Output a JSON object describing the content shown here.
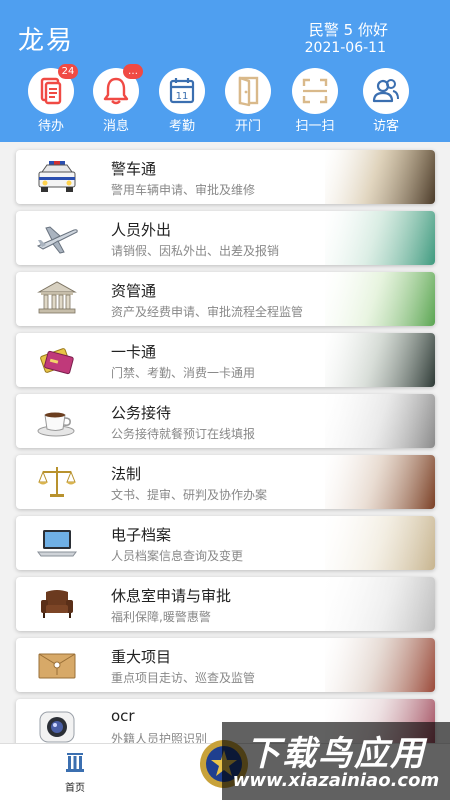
{
  "header": {
    "title": "龙易",
    "greeting": "民警 5 你好",
    "date": "2021-06-11"
  },
  "quick_actions": [
    {
      "label": "待办",
      "icon": "todo-icon",
      "badge": "24"
    },
    {
      "label": "消息",
      "icon": "bell-icon",
      "badge": "…"
    },
    {
      "label": "考勤",
      "icon": "calendar-icon",
      "day": "11"
    },
    {
      "label": "开门",
      "icon": "door-icon"
    },
    {
      "label": "扫一扫",
      "icon": "scan-icon"
    },
    {
      "label": "访客",
      "icon": "visitors-icon"
    }
  ],
  "modules": [
    {
      "title": "警车通",
      "subtitle": "警用车辆申请、审批及维修",
      "icon": "police-car-icon"
    },
    {
      "title": "人员外出",
      "subtitle": "请销假、因私外出、出差及报销",
      "icon": "airplane-icon"
    },
    {
      "title": "资管通",
      "subtitle": "资产及经费申请、审批流程全程监管",
      "icon": "bank-icon"
    },
    {
      "title": "一卡通",
      "subtitle": "门禁、考勤、消费一卡通用",
      "icon": "card-icon"
    },
    {
      "title": "公务接待",
      "subtitle": "公务接待就餐预订在线填报",
      "icon": "coffee-icon"
    },
    {
      "title": "法制",
      "subtitle": "文书、提审、研判及协作办案",
      "icon": "scales-icon"
    },
    {
      "title": "电子档案",
      "subtitle": "人员档案信息查询及变更",
      "icon": "laptop-icon"
    },
    {
      "title": "休息室申请与审批",
      "subtitle": "福利保障,暖警惠警",
      "icon": "armchair-icon"
    },
    {
      "title": "重大项目",
      "subtitle": "重点项目走访、巡查及监管",
      "icon": "envelope-icon"
    },
    {
      "title": "ocr",
      "subtitle": "外籍人员护照识别",
      "icon": "camera-icon"
    }
  ],
  "tabbar": {
    "home_label": "首页"
  },
  "watermark": {
    "main": "下载鸟应用",
    "url": "www.xiazainiao.com"
  },
  "colors": {
    "header_bg": "#4f9ff0",
    "icon_red": "#f04a44",
    "icon_blue": "#3b6fb0",
    "icon_tan": "#d9b98a"
  }
}
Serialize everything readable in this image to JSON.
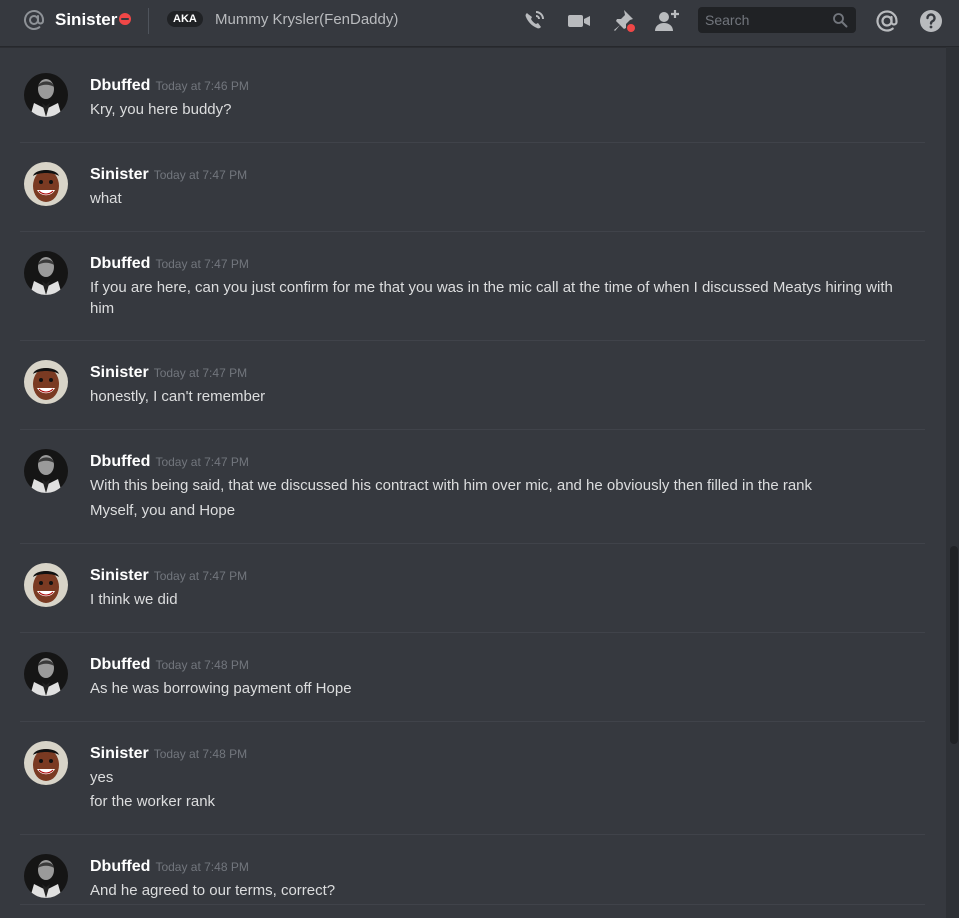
{
  "header": {
    "title": "Sinister",
    "status": "dnd",
    "aka_label": "AKA",
    "nickname": "Mummy Krysler(FenDaddy)",
    "search_placeholder": "Search",
    "icons": [
      "at-icon",
      "call-icon",
      "video-icon",
      "pin-icon",
      "add-friend-icon",
      "search-icon",
      "mention-icon",
      "help-icon"
    ]
  },
  "messages": [
    {
      "author": "Dbuffed",
      "timestamp": "Today at 7:46 PM",
      "lines": [
        "Kry, you here buddy?"
      ]
    },
    {
      "author": "Sinister",
      "timestamp": "Today at 7:47 PM",
      "lines": [
        "what"
      ]
    },
    {
      "author": "Dbuffed",
      "timestamp": "Today at 7:47 PM",
      "lines": [
        "If you are here, can you just confirm for me that you was in the mic call at the time of when I discussed Meatys hiring with him"
      ]
    },
    {
      "author": "Sinister",
      "timestamp": "Today at 7:47 PM",
      "lines": [
        "honestly, I can't remember"
      ]
    },
    {
      "author": "Dbuffed",
      "timestamp": "Today at 7:47 PM",
      "lines": [
        "With this being said, that we discussed his contract with him over mic, and he obviously then filled in the rank",
        "Myself, you and Hope"
      ]
    },
    {
      "author": "Sinister",
      "timestamp": "Today at 7:47 PM",
      "lines": [
        "I think we did"
      ]
    },
    {
      "author": "Dbuffed",
      "timestamp": "Today at 7:48 PM",
      "lines": [
        "As he was borrowing payment off Hope"
      ]
    },
    {
      "author": "Sinister",
      "timestamp": "Today at 7:48 PM",
      "lines": [
        "yes",
        "for the worker rank"
      ]
    },
    {
      "author": "Dbuffed",
      "timestamp": "Today at 7:48 PM",
      "lines": [
        "And he agreed to our terms, correct?"
      ]
    }
  ],
  "colors": {
    "background": "#36393f",
    "header_text": "#ffffff",
    "message_text": "#dcddde",
    "timestamp": "#72767d",
    "dnd_status": "#f04747",
    "notification_dot": "#f04747"
  }
}
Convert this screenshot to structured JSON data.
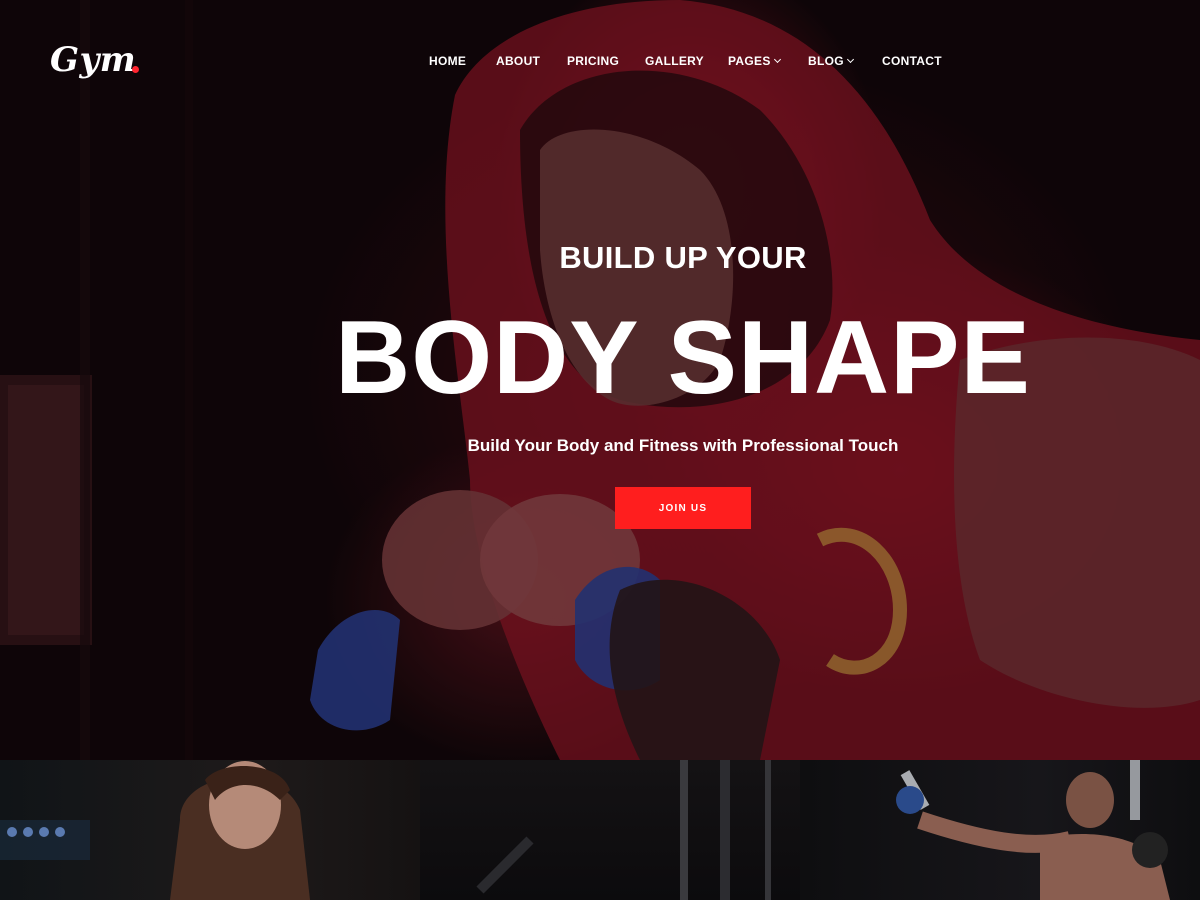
{
  "brand": {
    "logo_text": "Gym"
  },
  "nav": {
    "items": [
      {
        "label": "HOME",
        "has_dropdown": false
      },
      {
        "label": "ABOUT",
        "has_dropdown": false
      },
      {
        "label": "PRICING",
        "has_dropdown": false
      },
      {
        "label": "GALLERY",
        "has_dropdown": false
      },
      {
        "label": "PAGES",
        "has_dropdown": true
      },
      {
        "label": "BLOG",
        "has_dropdown": true
      },
      {
        "label": "CONTACT",
        "has_dropdown": false
      }
    ]
  },
  "hero": {
    "subtitle": "BUILD UP YOUR",
    "title": "BODY SHAPE",
    "tagline": "Build Your Body and Fitness with Professional Touch",
    "cta_label": "JOIN US"
  },
  "colors": {
    "accent": "#ff1e1e",
    "logo_dot": "#ff2530",
    "hero_tint": "#3a0a14"
  },
  "icons": {
    "dropdown": "chevron-down-icon"
  }
}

————————

● Short problem
Give the material again exactly as it is, but keep the pictures out.

● Exercise solution
Output a JSON object describing the content shown here.
{
  "header": {
    "title": "龙易",
    "greeting": "民警 5 你好",
    "date": "2021-06-11"
  },
  "quick_actions": [
    {
      "label": "待办",
      "icon": "todo-icon",
      "badge": "24"
    },
    {
      "label": "消息",
      "icon": "bell-icon",
      "badge": "…"
    },
    {
      "label": "考勤",
      "icon": "calendar-icon",
      "day": "11"
    },
    {
      "label": "开门",
      "icon": "door-icon"
    },
    {
      "label": "扫一扫",
      "icon": "scan-icon"
    },
    {
      "label": "访客",
      "icon": "visitors-icon"
    }
  ],
  "modules": [
    {
      "title": "警车通",
      "subtitle": "警用车辆申请、审批及维修",
      "icon": "police-car-icon"
    },
    {
      "title": "人员外出",
      "subtitle": "请销假、因私外出、出差及报销",
      "icon": "airplane-icon"
    },
    {
      "title": "资管通",
      "subtitle": "资产及经费申请、审批流程全程监管",
      "icon": "bank-icon"
    },
    {
      "title": "一卡通",
      "subtitle": "门禁、考勤、消费一卡通用",
      "icon": "card-icon"
    },
    {
      "title": "公务接待",
      "subtitle": "公务接待就餐预订在线填报",
      "icon": "coffee-icon"
    },
    {
      "title": "法制",
      "subtitle": "文书、提审、研判及协作办案",
      "icon": "scales-icon"
    },
    {
      "title": "电子档案",
      "subtitle": "人员档案信息查询及变更",
      "icon": "laptop-icon"
    },
    {
      "title": "休息室申请与审批",
      "subtitle": "福利保障,暖警惠警",
      "icon": "armchair-icon"
    },
    {
      "title": "重大项目",
      "subtitle": "重点项目走访、巡查及监管",
      "icon": "envelope-icon"
    },
    {
      "title": "ocr",
      "subtitle": "外籍人员护照识别",
      "icon": "camera-icon"
    }
  ],
  "tabbar": {
    "home_label": "首页"
  },
  "watermark": {
    "main": "下载鸟应用",
    "url": "www.xiazainiao.com"
  },
  "colors": {
    "header_bg": "#4f9ff0",
    "icon_red": "#f04a44",
    "icon_blue": "#3b6fb0",
    "icon_tan": "#d9b98a"
  }
}
Serialize everything readable in this image to JSON.
{
  "header": {
    "title": "Sinister",
    "status": "dnd",
    "aka_label": "AKA",
    "nickname": "Mummy Krysler(FenDaddy)",
    "search_placeholder": "Search",
    "icons": [
      "at-icon",
      "call-icon",
      "video-icon",
      "pin-icon",
      "add-friend-icon",
      "search-icon",
      "mention-icon",
      "help-icon"
    ]
  },
  "messages": [
    {
      "author": "Dbuffed",
      "timestamp": "Today at 7:46 PM",
      "lines": [
        "Kry, you here buddy?"
      ]
    },
    {
      "author": "Sinister",
      "timestamp": "Today at 7:47 PM",
      "lines": [
        "what"
      ]
    },
    {
      "author": "Dbuffed",
      "timestamp": "Today at 7:47 PM",
      "lines": [
        "If you are here, can you just confirm for me that you was in the mic call at the time of when I discussed Meatys hiring with him"
      ]
    },
    {
      "author": "Sinister",
      "timestamp": "Today at 7:47 PM",
      "lines": [
        "honestly, I can't remember"
      ]
    },
    {
      "author": "Dbuffed",
      "timestamp": "Today at 7:47 PM",
      "lines": [
        "With this being said, that we discussed his contract with him over mic, and he obviously then filled in the rank",
        "Myself, you and Hope"
      ]
    },
    {
      "author": "Sinister",
      "timestamp": "Today at 7:47 PM",
      "lines": [
        "I think we did"
      ]
    },
    {
      "author": "Dbuffed",
      "timestamp": "Today at 7:48 PM",
      "lines": [
        "As he was borrowing payment off Hope"
      ]
    },
    {
      "author": "Sinister",
      "timestamp": "Today at 7:48 PM",
      "lines": [
        "yes",
        "for the worker rank"
      ]
    },
    {
      "author": "Dbuffed",
      "timestamp": "Today at 7:48 PM",
      "lines": [
        "And he agreed to our terms, correct?"
      ]
    }
  ],
  "colors": {
    "background": "#36393f",
    "header_text": "#ffffff",
    "message_text": "#dcddde",
    "timestamp": "#72767d",
    "dnd_status": "#f04747",
    "notification_dot": "#f04747"
  }
}
Convert this screenshot to structured JSON data.
{
  "brand": {
    "logo_text": "Gym"
  },
  "nav": {
    "items": [
      {
        "label": "HOME",
        "has_dropdown": false
      },
      {
        "label": "ABOUT",
        "has_dropdown": false
      },
      {
        "label": "PRICING",
        "has_dropdown": false
      },
      {
        "label": "GALLERY",
        "has_dropdown": false
      },
      {
        "label": "PAGES",
        "has_dropdown": true
      },
      {
        "label": "BLOG",
        "has_dropdown": true
      },
      {
        "label": "CONTACT",
        "has_dropdown": false
      }
    ]
  },
  "hero": {
    "subtitle": "BUILD UP YOUR",
    "title": "BODY SHAPE",
    "tagline": "Build Your Body and Fitness with Professional Touch",
    "cta_label": "JOIN US"
  },
  "colors": {
    "accent": "#ff1e1e",
    "logo_dot": "#ff2530",
    "hero_tint": "#3a0a14"
  },
  "icons": {
    "dropdown": "chevron-down-icon"
  }
}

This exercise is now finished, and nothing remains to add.